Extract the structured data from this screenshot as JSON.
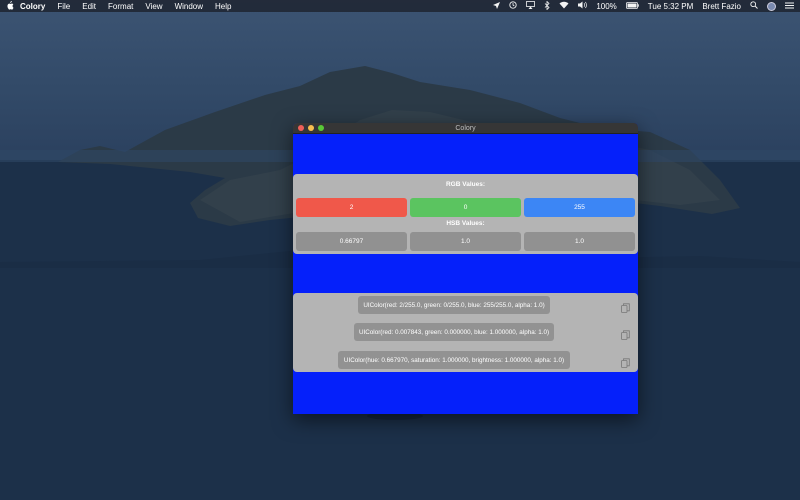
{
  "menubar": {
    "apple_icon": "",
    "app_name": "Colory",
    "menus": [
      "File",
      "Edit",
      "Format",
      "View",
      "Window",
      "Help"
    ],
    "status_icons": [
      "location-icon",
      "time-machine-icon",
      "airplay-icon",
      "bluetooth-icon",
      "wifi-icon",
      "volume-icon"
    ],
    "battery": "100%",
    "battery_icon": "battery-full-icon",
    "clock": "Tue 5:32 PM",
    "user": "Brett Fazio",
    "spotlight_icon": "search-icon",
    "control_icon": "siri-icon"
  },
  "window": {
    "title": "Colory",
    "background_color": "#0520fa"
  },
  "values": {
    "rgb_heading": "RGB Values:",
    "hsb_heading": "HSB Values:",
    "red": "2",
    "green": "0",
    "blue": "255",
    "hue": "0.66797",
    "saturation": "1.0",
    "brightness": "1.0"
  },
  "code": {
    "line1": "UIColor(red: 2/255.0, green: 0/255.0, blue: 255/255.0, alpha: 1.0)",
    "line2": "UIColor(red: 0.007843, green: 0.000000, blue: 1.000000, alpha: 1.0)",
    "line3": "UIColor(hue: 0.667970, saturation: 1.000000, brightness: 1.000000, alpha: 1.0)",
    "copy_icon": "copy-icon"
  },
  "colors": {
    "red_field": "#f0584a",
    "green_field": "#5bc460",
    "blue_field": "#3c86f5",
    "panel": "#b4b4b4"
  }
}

|---|

→ CHALLENGE
Every entry must be written out exactly, with all pictures left out.

→ RESULT OF THIS EXERCISE
Extract the structured data from this screenshot as JSON.
{
  "menubar": {
    "apple_icon": "",
    "app_name": "Colory",
    "menus": [
      "File",
      "Edit",
      "Format",
      "View",
      "Window",
      "Help"
    ],
    "status_icons": [
      "location-icon",
      "time-machine-icon",
      "airplay-icon",
      "bluetooth-icon",
      "wifi-icon",
      "volume-icon"
    ],
    "battery": "100%",
    "battery_icon": "battery-full-icon",
    "clock": "Tue 5:32 PM",
    "user": "Brett Fazio",
    "spotlight_icon": "search-icon",
    "control_icon": "siri-icon"
  },
  "window": {
    "title": "Colory",
    "background_color": "#0520fa"
  },
  "values": {
    "rgb_heading": "RGB Values:",
    "hsb_heading": "HSB Values:",
    "red": "2",
    "green": "0",
    "blue": "255",
    "hue": "0.66797",
    "saturation": "1.0",
    "brightness": "1.0"
  },
  "code": {
    "line1": "UIColor(red: 2/255.0, green: 0/255.0, blue: 255/255.0, alpha: 1.0)",
    "line2": "UIColor(red: 0.007843, green: 0.000000, blue: 1.000000, alpha: 1.0)",
    "line3": "UIColor(hue: 0.667970, saturation: 1.000000, brightness: 1.000000, alpha: 1.0)",
    "copy_icon": "copy-icon"
  },
  "colors": {
    "red_field": "#f0584a",
    "green_field": "#5bc460",
    "blue_field": "#3c86f5",
    "panel": "#b4b4b4"
  }
}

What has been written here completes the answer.